=== TASK GOAL ===
Lift out each line of the data that holds "Arbitrary".

=== DATA ===

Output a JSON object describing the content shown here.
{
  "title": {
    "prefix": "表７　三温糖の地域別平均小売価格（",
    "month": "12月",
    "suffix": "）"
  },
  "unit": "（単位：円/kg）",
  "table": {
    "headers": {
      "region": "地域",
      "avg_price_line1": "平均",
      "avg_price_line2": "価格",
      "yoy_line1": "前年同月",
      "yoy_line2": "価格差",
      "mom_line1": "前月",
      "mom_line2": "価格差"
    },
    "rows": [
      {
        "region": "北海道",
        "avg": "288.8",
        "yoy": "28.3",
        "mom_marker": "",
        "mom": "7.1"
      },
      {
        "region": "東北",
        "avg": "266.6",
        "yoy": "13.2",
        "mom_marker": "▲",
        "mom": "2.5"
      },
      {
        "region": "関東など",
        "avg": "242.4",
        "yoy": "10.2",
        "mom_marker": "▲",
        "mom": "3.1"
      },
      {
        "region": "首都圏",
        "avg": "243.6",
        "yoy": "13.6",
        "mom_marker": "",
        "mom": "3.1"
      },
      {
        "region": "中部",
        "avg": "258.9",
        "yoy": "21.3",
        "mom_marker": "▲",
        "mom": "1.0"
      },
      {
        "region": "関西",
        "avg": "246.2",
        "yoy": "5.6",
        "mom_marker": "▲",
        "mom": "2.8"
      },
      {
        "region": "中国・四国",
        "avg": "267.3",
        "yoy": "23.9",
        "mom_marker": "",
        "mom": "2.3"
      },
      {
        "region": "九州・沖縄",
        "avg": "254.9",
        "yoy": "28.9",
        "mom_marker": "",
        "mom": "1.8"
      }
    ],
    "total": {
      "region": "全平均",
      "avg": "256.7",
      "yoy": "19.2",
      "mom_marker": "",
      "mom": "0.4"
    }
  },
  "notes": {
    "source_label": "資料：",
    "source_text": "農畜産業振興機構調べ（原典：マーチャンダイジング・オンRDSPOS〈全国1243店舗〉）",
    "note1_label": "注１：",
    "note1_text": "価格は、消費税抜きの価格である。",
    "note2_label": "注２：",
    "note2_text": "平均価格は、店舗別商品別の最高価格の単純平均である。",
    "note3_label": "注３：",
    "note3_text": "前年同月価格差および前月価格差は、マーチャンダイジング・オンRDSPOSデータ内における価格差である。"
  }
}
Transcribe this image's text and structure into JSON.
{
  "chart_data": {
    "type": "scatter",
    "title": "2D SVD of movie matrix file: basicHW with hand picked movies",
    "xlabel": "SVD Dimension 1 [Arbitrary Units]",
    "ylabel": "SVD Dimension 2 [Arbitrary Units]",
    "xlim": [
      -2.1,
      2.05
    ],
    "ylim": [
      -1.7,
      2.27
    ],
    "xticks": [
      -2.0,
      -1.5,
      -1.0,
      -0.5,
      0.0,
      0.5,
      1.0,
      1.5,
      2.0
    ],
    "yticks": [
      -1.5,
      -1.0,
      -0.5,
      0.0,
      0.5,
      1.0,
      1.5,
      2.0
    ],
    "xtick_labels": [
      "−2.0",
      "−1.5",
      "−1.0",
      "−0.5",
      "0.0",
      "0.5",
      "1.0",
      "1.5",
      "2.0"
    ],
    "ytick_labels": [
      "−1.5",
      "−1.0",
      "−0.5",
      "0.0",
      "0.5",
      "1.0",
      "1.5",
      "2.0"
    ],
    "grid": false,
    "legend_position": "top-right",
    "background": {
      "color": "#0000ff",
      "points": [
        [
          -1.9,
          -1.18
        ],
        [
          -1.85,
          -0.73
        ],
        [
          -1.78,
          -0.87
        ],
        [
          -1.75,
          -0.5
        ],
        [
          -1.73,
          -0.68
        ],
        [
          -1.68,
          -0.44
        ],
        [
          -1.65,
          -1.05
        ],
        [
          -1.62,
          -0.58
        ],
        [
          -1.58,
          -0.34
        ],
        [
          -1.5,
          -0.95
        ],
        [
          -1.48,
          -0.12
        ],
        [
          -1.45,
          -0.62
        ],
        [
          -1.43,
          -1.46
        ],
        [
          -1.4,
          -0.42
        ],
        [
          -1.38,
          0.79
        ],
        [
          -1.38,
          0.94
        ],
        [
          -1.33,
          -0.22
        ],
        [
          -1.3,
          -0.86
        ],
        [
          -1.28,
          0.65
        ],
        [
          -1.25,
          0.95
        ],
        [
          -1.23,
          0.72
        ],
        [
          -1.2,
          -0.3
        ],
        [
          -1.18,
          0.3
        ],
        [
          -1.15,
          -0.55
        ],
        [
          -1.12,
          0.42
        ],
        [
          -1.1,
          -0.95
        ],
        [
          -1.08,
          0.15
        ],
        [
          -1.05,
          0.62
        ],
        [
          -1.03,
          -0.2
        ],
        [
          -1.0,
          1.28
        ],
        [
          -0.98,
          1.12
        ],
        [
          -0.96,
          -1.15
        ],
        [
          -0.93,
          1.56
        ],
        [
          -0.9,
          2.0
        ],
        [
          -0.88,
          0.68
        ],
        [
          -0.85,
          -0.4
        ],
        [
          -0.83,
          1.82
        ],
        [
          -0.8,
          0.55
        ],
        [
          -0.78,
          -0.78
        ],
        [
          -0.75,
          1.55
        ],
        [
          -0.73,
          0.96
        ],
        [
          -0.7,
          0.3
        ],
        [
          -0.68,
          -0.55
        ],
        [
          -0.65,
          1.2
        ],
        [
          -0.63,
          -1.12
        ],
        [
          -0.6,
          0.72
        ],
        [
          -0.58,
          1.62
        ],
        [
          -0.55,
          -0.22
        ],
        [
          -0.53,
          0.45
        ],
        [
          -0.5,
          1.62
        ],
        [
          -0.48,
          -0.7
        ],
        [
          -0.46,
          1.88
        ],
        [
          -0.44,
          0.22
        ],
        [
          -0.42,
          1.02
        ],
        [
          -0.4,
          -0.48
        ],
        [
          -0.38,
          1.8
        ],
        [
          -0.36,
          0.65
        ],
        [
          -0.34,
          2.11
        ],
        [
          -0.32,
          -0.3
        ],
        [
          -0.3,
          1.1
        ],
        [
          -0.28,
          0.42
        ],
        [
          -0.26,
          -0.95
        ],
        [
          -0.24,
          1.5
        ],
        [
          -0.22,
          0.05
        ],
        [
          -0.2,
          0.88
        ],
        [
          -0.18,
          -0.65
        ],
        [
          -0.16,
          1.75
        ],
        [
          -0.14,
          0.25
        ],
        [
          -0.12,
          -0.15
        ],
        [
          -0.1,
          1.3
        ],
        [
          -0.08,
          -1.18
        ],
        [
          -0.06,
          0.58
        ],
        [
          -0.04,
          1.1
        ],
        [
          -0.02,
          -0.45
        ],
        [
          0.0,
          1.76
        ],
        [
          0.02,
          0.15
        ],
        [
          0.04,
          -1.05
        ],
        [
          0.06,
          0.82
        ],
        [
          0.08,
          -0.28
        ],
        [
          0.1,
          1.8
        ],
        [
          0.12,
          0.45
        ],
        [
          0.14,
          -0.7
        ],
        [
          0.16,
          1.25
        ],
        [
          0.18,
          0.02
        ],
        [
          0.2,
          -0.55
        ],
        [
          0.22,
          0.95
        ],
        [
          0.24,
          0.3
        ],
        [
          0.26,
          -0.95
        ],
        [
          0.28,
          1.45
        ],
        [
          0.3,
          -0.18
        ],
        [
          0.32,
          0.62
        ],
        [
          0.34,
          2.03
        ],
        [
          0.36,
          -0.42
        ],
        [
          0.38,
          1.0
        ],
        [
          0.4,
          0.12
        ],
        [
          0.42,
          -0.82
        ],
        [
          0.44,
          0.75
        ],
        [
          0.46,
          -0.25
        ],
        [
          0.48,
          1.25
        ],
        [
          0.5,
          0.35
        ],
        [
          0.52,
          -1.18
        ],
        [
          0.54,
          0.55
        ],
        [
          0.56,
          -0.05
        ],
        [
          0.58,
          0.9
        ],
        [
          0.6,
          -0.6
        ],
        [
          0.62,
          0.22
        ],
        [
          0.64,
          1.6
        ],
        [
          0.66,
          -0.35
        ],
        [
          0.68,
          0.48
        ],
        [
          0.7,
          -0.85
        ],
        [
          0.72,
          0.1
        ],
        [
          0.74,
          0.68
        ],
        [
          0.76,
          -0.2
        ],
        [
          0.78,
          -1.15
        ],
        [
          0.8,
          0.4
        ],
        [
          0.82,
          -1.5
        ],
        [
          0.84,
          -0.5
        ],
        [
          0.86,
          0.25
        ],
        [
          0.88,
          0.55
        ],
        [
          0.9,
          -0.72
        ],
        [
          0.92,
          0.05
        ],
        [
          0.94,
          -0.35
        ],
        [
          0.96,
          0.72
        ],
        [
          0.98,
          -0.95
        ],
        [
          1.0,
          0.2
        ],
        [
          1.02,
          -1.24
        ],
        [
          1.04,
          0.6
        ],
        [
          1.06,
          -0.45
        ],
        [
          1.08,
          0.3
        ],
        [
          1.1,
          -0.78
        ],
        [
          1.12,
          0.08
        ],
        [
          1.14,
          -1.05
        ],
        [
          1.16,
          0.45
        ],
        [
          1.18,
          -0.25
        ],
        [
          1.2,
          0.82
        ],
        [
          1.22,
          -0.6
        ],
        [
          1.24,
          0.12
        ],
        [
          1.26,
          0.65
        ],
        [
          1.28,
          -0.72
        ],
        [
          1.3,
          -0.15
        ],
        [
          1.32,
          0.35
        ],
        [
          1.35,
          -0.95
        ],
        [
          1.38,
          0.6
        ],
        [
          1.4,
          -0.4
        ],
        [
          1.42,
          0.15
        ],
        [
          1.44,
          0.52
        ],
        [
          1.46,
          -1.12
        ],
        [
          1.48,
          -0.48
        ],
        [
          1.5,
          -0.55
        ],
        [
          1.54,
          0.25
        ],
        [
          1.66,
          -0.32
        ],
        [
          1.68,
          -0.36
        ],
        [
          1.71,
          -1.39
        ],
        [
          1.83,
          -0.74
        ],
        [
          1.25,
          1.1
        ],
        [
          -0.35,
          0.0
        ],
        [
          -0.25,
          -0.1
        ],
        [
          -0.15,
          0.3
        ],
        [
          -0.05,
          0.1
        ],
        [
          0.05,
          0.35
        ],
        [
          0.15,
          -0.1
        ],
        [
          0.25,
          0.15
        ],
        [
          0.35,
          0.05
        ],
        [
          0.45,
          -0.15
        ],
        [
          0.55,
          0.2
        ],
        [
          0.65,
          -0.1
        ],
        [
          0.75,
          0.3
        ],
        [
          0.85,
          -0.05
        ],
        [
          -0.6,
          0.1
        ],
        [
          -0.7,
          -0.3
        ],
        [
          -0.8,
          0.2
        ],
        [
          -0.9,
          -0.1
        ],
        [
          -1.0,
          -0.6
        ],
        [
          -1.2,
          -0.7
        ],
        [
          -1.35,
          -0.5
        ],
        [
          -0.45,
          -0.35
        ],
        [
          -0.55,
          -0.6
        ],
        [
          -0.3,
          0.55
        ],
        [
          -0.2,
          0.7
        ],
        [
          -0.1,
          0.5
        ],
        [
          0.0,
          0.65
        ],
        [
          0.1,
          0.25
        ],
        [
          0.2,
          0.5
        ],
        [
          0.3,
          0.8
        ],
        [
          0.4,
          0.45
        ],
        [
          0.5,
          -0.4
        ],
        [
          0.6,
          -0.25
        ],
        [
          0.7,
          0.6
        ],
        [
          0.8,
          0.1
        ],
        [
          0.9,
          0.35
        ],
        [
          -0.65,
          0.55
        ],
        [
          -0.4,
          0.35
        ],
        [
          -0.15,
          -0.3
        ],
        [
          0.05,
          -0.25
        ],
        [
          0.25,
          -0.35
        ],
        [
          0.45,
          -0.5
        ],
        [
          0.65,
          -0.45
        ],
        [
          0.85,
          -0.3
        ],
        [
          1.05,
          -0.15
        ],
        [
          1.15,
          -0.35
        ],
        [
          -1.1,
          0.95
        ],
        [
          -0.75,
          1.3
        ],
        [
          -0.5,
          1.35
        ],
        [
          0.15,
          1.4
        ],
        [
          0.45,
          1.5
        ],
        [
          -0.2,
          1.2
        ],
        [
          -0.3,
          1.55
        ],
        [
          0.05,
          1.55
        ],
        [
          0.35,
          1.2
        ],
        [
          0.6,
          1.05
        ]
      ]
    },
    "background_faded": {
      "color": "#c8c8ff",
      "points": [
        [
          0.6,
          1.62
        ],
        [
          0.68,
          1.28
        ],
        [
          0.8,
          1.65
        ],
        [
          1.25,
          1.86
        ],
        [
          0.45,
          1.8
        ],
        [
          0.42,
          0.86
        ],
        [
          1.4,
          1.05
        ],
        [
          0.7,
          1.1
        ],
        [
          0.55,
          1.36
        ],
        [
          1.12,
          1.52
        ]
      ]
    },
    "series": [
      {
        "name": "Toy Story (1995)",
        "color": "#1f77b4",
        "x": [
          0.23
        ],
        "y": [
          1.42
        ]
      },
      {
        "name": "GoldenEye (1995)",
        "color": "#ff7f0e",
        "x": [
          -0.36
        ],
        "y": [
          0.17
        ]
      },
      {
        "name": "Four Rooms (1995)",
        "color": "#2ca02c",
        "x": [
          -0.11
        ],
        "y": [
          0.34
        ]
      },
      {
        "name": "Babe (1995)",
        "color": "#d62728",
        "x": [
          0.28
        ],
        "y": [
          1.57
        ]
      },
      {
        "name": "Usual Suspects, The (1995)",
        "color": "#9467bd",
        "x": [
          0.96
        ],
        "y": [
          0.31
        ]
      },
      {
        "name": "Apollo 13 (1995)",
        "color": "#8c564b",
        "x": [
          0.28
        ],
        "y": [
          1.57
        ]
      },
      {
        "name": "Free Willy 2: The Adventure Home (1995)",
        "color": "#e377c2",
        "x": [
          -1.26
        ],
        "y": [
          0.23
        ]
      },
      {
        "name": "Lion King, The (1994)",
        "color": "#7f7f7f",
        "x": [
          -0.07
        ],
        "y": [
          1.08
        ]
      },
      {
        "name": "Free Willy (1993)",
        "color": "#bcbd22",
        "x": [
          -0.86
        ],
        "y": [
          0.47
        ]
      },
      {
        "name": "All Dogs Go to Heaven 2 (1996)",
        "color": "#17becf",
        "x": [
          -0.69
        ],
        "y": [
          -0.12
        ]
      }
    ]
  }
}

=== TASK ANSWER ===
    "xlabel": "SVD Dimension 1 [Arbitrary Units]",
    "ylabel": "SVD Dimension 2 [Arbitrary Units]",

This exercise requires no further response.